Dataset rows:
┄┄┄┄┄┄┄┄┄┄┄┄┄┄┄┄┄┄┄┄

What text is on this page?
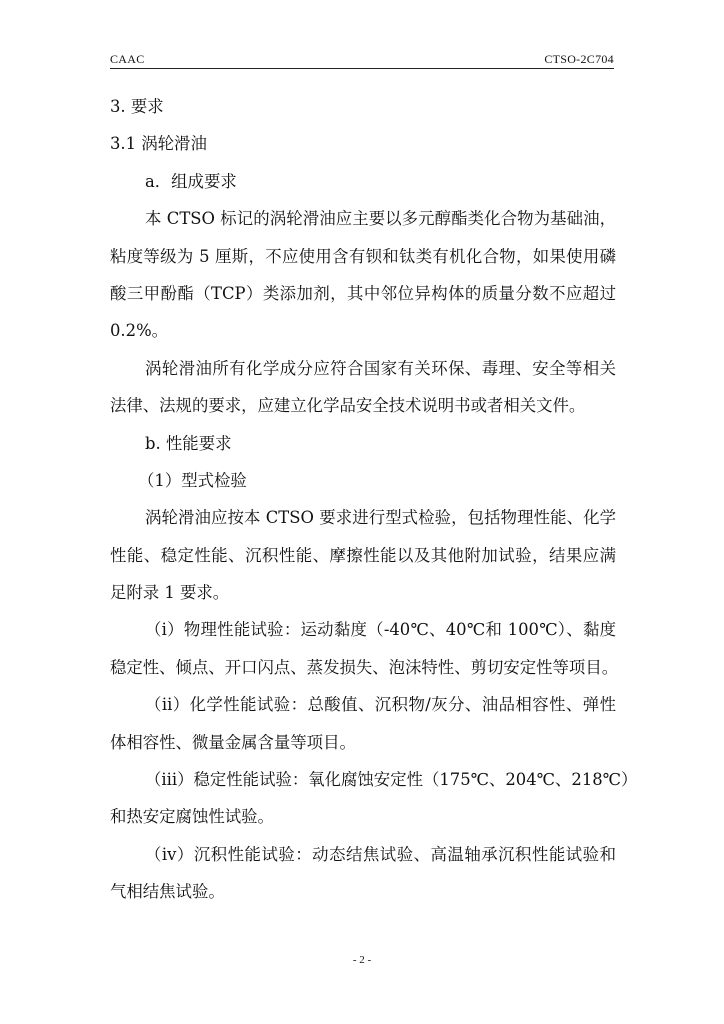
CAAC	CTSO-2C704
3. 要求
3.1 涡轮滑油
a．组成要求
本 CTSO 标记的涡轮滑油应主要以多元醇酯类化合物为基础油，
粘度等级为 5 厘斯，不应使用含有钡和钛类有机化合物，如果使用磷
酸三甲酚酯（TCP）类添加剂，其中邻位异构体的质量分数不应超过
0.2%。
涡轮滑油所有化学成分应符合国家有关环保、毒理、安全等相关
法律、法规的要求，应建立化学品安全技术说明书或者相关文件。
b. 性能要求
（1）型式检验
涡轮滑油应按本 CTSO 要求进行型式检验，包括物理性能、化学
性能、稳定性能、沉积性能、摩擦性能以及其他附加试验，结果应满
足附录 1 要求。
（i）物理性能试验：运动黏度（-40℃、40℃和 100℃）、黏度
稳定性、倾点、开口闪点、蒸发损失、泡沫特性、剪切安定性等项目。
（ii）化学性能试验：总酸值、沉积物/灰分、油品相容性、弹性
体相容性、微量金属含量等项目。
（iii）稳定性能试验：氧化腐蚀安定性（175℃、204℃、218℃）
和热安定腐蚀性试验。
（iv）沉积性能试验：动态结焦试验、高温轴承沉积性能试验和
气相结焦试验。
- 2 -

┄┄┄┄┄┄┄┄┄┄┄┄┄┄┄┄┄┄┄┄

- [Stated exercise]
Copy out each line of the listing that holds "CTSO".

- [Complete answer]
CAAC	CTSO-2C704
本 CTSO 标记的涡轮滑油应主要以多元醇酯类化合物为基础油，
涡轮滑油应按本 CTSO 要求进行型式检验，包括物理性能、化学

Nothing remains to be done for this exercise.